DIRECTIONS: The lines to extract start at the one containing "Convert this document image to plain text." and end with the last line; give them exactly and nothing more.

Dataset rows
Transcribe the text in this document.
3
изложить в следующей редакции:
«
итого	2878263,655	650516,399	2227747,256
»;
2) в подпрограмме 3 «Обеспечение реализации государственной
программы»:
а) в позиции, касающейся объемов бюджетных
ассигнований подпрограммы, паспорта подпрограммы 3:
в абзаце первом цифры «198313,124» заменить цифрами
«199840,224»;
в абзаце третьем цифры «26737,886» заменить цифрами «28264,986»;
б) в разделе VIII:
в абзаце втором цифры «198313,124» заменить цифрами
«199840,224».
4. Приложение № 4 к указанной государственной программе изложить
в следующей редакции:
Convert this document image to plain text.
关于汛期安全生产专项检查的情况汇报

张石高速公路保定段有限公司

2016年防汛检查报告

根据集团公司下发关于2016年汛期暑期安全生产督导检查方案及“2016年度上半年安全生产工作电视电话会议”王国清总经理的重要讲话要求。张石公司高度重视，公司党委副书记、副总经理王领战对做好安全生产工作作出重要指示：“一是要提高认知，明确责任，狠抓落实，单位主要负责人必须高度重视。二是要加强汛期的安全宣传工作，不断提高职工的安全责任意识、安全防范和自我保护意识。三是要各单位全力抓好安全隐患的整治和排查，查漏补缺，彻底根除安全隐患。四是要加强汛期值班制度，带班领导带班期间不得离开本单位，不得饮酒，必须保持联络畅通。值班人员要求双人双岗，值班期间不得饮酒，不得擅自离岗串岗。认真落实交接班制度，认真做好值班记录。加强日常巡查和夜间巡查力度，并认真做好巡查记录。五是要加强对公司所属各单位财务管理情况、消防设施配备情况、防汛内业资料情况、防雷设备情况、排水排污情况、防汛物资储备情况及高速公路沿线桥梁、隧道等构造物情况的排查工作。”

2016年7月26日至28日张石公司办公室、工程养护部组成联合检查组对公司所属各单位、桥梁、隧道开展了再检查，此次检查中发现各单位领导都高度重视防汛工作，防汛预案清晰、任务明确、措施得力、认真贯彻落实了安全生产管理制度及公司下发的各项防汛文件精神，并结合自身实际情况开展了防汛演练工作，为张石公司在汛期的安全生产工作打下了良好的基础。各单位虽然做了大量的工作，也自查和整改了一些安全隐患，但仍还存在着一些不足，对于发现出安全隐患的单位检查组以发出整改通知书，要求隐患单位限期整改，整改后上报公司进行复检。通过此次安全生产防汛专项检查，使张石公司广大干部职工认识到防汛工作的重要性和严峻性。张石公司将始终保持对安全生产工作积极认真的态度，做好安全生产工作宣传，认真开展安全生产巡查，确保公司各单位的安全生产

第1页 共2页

SOLUTION FOR THIS EXERCISE:
Convert this document image to plain text.
关于汛期安全生产专项检查的情况汇报

张石高速公路保定段有限公司

2016年防汛检查报告

根据集团公司下发关于2016年汛期暑期安全生产督导检查方案及“2016年度上半年安全生产工作电视电话会议”王国清总经理的重要讲话要求。张石公司高度重视，公司党委副书记、副总经理王领战对做好安全生产工作作出重要指示：“一是要提高认知，明确责任，狠抓落实，单位主要负责人必须高度重视。二是要加强汛期的安全宣传工作，不断提高职工的安全责任意识、安全防范和自我保护意识。三是要各单位全力抓好安全隐患的整治和排查，查漏补缺，彻底根除安全隐患。四是要加强汛期值班制度，带班领导带班期间不得离开本单位，不得饮酒，必须保持联络畅通。值班人员要求双人双岗，值班期间不得饮酒，不得擅自离岗串岗。认真落实交接班制度，认真做好值班记录。加强日常巡查和夜间巡查力度，并认真做好巡查记录。五是要加强对公司所属各单位财务管理情况、消防设施配备情况、防汛内业资料情况、防雷设备情况、排水排污情况、防汛物资储备情况及高速公路沿线桥梁、隧道等构造物情况的排查工作。”

2016年7月26日至28日张石公司办公室、工程养护部组成联合检查组对公司所属各单位、桥梁、隧道开展了再检查，此次检查中发现各单位领导都高度重视防汛工作，防汛预案清晰、任务明确、措施得力、认真贯彻落实了安全生产管理制度及公司下发的各项防汛文件精神，并结合自身实际情况开展了防汛演练工作，为张石公司在汛期的安全生产工作打下了良好的基础。各单位虽然做了大量的工作，也自查和整改了一些安全隐患，但仍还存在着一些不足，对于发现出安全隐患的单位检查组以发出整改通知书，要求隐患单位限期整改，整改后上报公司进行复检。通过此次安全生产防汛专项检查，使张石公司广大干部职工认识到防汛工作的重要性和严峻性。张石公司将始终保持对安全生产工作积极认真的态度，做好安全生产工作宣传，认真开展安全生产巡查，确保公司各单位的安全生产

第1页 共2页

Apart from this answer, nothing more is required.